» Work required
Copy out verbatim the lines of the material beginning with the line that contains "x-tick-label: 30% — [474, 612, 496, 626]" and continuing through the line that contains "y-tick-label: 3,5 — [40, 89, 56, 104]", including both.
Start of Listed records
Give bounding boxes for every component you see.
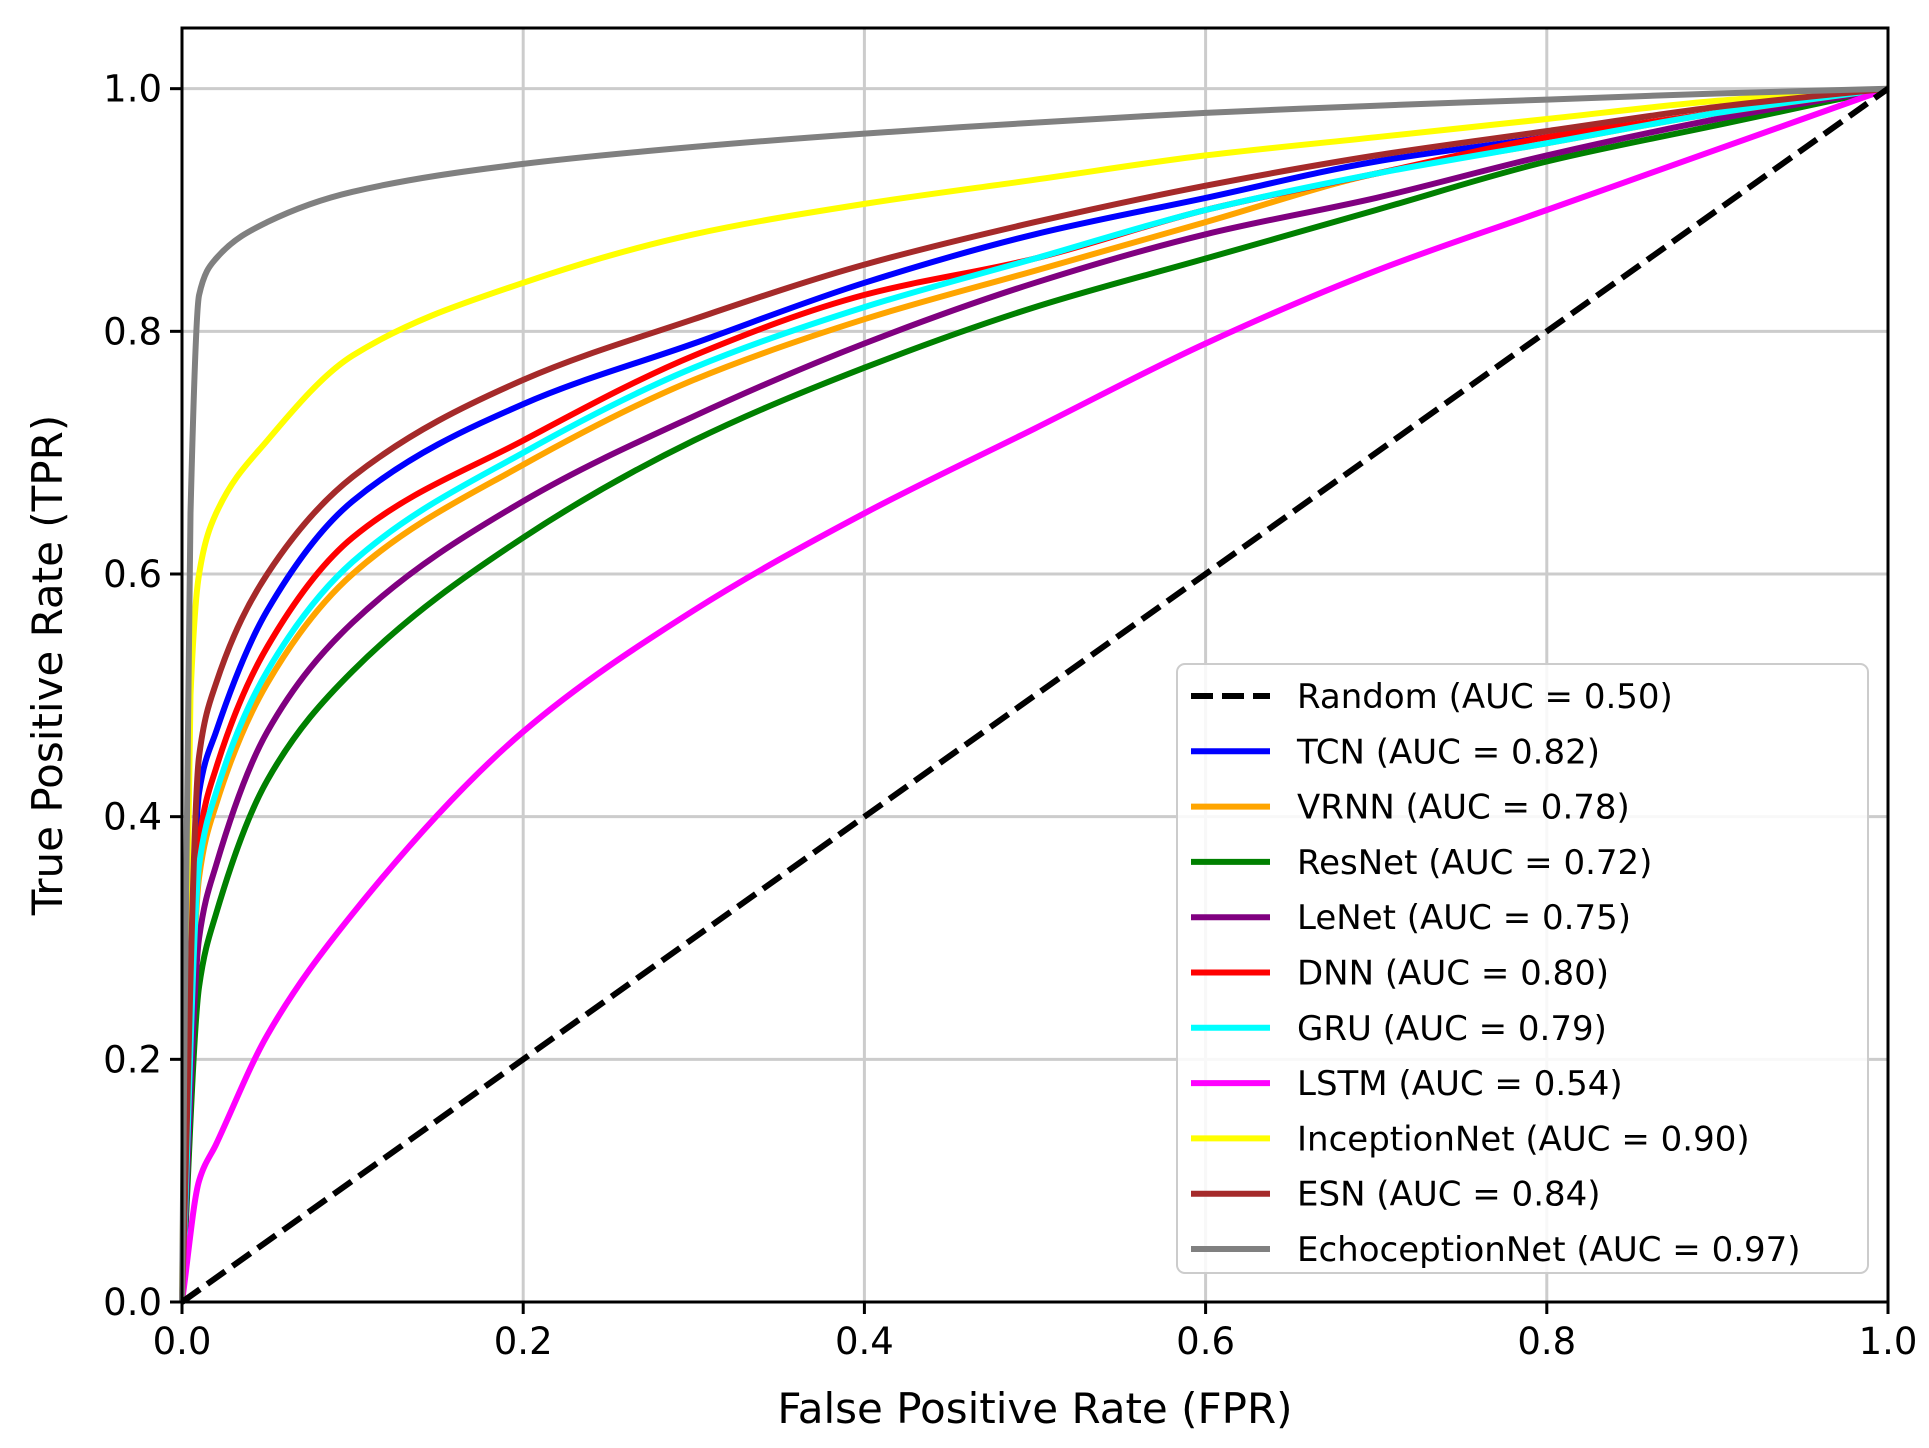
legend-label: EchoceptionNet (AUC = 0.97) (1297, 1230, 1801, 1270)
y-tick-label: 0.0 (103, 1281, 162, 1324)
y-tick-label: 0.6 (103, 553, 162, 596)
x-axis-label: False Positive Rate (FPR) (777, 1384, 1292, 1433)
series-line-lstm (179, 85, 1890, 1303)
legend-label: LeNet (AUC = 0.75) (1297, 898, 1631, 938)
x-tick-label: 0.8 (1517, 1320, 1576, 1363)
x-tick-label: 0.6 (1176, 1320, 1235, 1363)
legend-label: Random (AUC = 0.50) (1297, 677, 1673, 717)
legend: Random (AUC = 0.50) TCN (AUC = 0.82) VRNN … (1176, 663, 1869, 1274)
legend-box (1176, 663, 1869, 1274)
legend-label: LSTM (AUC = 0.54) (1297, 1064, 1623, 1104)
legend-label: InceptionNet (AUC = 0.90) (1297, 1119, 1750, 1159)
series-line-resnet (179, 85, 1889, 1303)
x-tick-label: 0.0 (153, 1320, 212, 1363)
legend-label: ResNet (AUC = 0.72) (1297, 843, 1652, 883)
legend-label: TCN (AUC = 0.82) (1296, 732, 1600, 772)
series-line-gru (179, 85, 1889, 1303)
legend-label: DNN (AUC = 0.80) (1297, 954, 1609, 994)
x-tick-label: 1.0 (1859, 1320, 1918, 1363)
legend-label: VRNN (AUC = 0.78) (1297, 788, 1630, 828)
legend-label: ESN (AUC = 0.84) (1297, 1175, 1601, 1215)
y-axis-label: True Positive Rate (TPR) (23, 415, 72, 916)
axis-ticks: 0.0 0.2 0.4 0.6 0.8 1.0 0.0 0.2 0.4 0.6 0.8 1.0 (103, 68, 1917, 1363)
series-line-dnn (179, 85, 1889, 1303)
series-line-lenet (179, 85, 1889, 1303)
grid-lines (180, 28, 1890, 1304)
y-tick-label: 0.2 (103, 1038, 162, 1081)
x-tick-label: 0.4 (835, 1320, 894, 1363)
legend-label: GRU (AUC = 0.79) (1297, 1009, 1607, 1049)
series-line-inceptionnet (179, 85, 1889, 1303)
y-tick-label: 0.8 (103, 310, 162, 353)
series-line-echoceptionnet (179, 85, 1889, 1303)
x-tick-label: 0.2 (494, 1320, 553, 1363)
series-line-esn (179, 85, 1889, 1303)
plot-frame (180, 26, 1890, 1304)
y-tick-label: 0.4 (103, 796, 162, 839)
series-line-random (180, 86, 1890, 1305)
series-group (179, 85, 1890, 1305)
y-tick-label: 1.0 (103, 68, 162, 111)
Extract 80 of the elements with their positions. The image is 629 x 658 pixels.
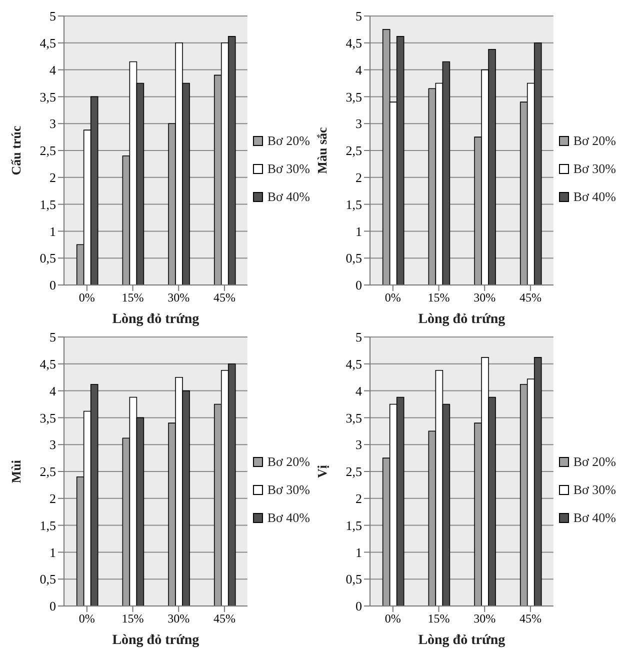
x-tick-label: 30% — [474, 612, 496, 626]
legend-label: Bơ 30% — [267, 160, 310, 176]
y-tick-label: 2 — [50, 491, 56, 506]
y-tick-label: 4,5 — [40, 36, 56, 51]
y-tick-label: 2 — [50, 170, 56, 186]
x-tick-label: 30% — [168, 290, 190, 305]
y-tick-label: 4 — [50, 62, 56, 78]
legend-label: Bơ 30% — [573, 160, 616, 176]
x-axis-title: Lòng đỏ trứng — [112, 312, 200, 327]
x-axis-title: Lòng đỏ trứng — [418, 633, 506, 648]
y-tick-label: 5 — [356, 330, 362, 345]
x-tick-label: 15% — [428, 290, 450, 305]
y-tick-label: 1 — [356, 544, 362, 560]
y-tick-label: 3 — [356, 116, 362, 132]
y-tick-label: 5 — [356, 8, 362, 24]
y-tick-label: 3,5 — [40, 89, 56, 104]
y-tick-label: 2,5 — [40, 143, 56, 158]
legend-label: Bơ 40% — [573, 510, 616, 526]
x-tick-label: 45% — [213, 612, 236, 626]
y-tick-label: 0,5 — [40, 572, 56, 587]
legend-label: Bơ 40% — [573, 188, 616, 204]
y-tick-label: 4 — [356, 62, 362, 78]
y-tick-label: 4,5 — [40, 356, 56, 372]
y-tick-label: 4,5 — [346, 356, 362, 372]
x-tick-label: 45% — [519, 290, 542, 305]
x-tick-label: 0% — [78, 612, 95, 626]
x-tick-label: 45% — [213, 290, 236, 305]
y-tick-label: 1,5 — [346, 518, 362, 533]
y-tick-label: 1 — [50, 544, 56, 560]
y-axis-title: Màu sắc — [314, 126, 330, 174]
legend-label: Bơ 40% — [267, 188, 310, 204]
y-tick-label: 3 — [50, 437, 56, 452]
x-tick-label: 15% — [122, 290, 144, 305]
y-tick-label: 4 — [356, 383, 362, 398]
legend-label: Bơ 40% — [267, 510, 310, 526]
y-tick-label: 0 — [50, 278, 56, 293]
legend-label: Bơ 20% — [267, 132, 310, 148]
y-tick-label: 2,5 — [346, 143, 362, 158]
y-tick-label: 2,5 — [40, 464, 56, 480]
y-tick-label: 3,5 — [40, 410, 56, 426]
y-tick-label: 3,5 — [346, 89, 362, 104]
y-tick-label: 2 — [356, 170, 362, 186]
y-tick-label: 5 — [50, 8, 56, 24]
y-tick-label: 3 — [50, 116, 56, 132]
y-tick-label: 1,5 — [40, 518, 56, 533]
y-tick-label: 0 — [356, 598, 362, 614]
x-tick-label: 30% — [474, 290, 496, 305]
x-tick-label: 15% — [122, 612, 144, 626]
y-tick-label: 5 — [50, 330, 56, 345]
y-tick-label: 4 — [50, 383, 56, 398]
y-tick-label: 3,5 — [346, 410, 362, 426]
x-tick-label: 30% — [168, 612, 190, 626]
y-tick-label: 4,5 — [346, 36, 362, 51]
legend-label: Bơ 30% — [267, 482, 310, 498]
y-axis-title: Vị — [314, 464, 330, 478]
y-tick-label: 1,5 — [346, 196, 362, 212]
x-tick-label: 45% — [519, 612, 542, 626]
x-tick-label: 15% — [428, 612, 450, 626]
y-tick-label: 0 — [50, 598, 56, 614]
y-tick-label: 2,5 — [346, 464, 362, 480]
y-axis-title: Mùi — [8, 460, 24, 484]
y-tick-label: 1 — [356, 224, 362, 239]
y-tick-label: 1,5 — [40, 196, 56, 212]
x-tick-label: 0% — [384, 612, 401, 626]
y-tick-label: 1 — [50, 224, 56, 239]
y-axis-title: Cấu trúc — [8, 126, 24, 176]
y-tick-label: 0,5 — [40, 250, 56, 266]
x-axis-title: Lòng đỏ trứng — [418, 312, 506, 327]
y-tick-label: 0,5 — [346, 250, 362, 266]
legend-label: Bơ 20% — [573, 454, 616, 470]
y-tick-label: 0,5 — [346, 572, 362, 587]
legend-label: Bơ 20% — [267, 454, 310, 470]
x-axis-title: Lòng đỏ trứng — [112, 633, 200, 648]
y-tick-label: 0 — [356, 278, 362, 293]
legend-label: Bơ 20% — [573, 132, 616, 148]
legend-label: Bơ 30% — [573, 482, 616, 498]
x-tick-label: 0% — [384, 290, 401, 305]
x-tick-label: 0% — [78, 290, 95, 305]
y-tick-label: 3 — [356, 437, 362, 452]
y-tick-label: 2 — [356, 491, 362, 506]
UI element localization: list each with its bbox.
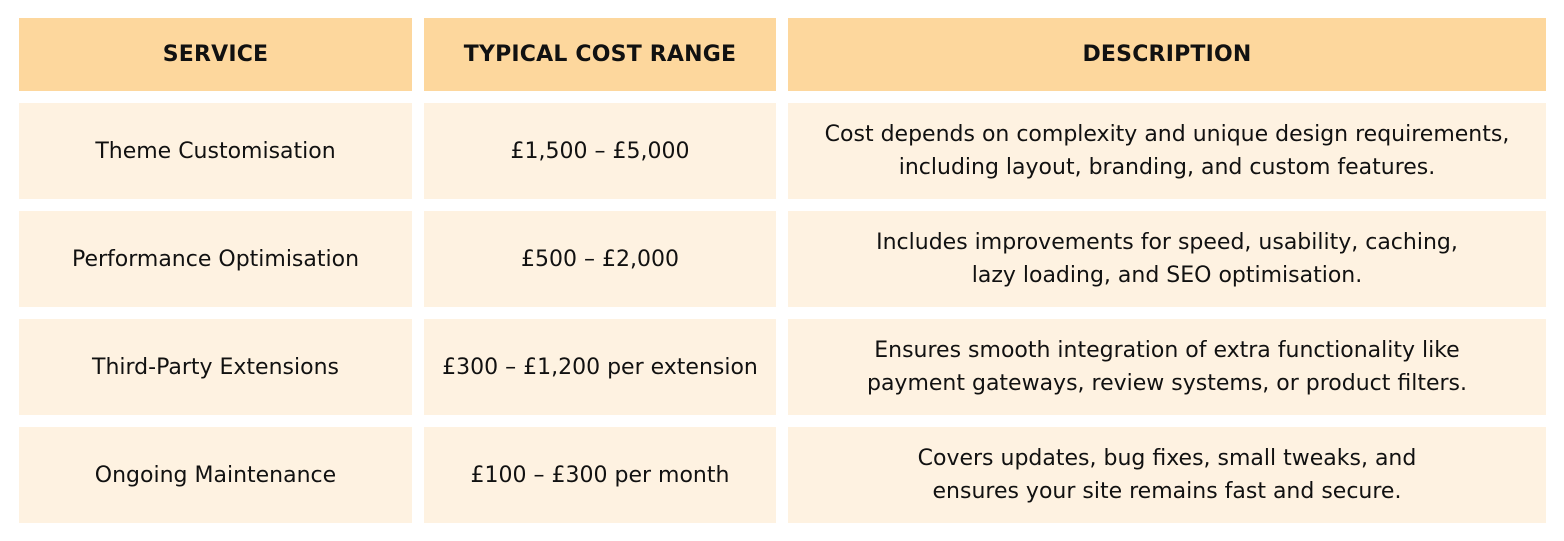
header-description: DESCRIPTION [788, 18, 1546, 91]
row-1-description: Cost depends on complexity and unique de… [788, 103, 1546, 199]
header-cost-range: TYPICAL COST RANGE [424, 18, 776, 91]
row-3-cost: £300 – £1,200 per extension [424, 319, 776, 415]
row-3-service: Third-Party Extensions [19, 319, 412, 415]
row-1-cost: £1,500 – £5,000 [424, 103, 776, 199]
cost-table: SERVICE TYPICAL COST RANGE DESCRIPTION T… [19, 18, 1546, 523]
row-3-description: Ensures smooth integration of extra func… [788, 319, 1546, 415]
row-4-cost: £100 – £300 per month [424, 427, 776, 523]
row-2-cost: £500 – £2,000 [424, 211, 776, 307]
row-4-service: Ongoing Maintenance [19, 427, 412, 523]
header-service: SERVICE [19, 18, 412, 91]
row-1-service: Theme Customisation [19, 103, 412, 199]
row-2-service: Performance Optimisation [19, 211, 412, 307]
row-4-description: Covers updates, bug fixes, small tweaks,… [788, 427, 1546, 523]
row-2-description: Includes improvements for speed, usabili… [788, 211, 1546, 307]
End of Listed records
» Problem solution
x-tick-label: 30% — [474, 612, 496, 626]
legend-label: Bơ 30% — [267, 160, 310, 176]
y-tick-label: 2 — [50, 491, 56, 506]
y-tick-label: 4,5 — [40, 36, 56, 51]
y-tick-label: 2 — [50, 170, 56, 186]
x-tick-label: 30% — [168, 290, 190, 305]
y-tick-label: 4 — [50, 62, 56, 78]
legend-label: Bơ 30% — [573, 160, 616, 176]
x-axis-title: Lòng đỏ trứng — [112, 312, 200, 327]
x-axis-title: Lòng đỏ trứng — [418, 633, 506, 648]
y-tick-label: 5 — [356, 330, 362, 345]
x-tick-label: 15% — [428, 290, 450, 305]
y-tick-label: 1 — [356, 544, 362, 560]
y-tick-label: 3 — [356, 116, 362, 132]
y-tick-label: 5 — [356, 8, 362, 24]
y-tick-label: 3,5 — [40, 89, 56, 104]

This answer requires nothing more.